# Listed records start
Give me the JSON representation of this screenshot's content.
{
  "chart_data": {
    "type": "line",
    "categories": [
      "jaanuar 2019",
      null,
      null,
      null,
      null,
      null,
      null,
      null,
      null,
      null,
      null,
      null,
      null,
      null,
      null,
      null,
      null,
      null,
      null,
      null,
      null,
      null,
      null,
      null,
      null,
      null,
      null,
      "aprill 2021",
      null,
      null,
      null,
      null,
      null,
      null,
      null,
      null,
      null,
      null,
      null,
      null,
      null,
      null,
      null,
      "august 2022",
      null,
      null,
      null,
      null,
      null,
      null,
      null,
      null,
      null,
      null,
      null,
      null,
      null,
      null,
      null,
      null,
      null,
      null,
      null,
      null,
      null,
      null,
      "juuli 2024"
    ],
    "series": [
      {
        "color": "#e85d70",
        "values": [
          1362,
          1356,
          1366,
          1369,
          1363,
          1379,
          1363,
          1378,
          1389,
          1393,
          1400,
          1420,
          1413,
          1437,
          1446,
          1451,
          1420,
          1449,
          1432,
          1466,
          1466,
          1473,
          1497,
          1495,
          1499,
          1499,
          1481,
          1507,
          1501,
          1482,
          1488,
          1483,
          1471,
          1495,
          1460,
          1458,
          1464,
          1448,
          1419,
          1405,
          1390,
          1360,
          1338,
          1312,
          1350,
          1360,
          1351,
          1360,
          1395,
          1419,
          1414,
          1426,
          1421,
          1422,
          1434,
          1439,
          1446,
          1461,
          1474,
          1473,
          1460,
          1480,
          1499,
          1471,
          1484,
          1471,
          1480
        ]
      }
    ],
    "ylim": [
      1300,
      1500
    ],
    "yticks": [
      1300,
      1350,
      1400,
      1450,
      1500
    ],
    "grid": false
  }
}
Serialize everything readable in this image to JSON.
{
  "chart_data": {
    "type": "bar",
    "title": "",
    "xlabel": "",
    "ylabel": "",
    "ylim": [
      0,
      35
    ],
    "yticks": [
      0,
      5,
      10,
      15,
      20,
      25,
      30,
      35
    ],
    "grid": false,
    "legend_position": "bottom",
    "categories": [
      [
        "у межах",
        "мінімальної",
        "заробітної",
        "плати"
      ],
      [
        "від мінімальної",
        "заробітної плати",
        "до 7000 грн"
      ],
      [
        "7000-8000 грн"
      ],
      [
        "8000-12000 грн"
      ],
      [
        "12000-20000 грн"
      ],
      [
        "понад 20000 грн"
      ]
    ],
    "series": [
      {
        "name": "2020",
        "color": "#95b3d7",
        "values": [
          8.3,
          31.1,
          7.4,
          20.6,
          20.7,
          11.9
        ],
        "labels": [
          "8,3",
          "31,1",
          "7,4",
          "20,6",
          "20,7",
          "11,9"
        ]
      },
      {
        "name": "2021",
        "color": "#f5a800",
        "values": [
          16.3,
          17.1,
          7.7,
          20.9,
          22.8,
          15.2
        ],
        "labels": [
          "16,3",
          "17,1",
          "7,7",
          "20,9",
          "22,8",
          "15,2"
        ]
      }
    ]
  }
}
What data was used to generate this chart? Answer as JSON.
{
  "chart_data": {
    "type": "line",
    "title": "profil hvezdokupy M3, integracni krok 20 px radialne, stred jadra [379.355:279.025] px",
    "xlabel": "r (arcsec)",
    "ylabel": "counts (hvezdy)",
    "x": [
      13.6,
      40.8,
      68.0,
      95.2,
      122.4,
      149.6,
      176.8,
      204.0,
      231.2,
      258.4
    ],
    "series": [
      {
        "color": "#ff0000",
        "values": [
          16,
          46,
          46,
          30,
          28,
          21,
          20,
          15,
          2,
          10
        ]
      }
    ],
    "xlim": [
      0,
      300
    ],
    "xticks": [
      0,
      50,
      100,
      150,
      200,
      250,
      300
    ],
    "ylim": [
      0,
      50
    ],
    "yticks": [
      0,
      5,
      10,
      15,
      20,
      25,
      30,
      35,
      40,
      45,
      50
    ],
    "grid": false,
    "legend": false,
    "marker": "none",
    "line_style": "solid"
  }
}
# Listed records end
▸ **Problem**: Return all lines of the material above in which the word "title" occurs.

▸ **Answer below**:
    "title": "",
    "title": "profil hvezdokupy M3, integracni krok 20 px radialne, stred jadra [379.355:279.025] px",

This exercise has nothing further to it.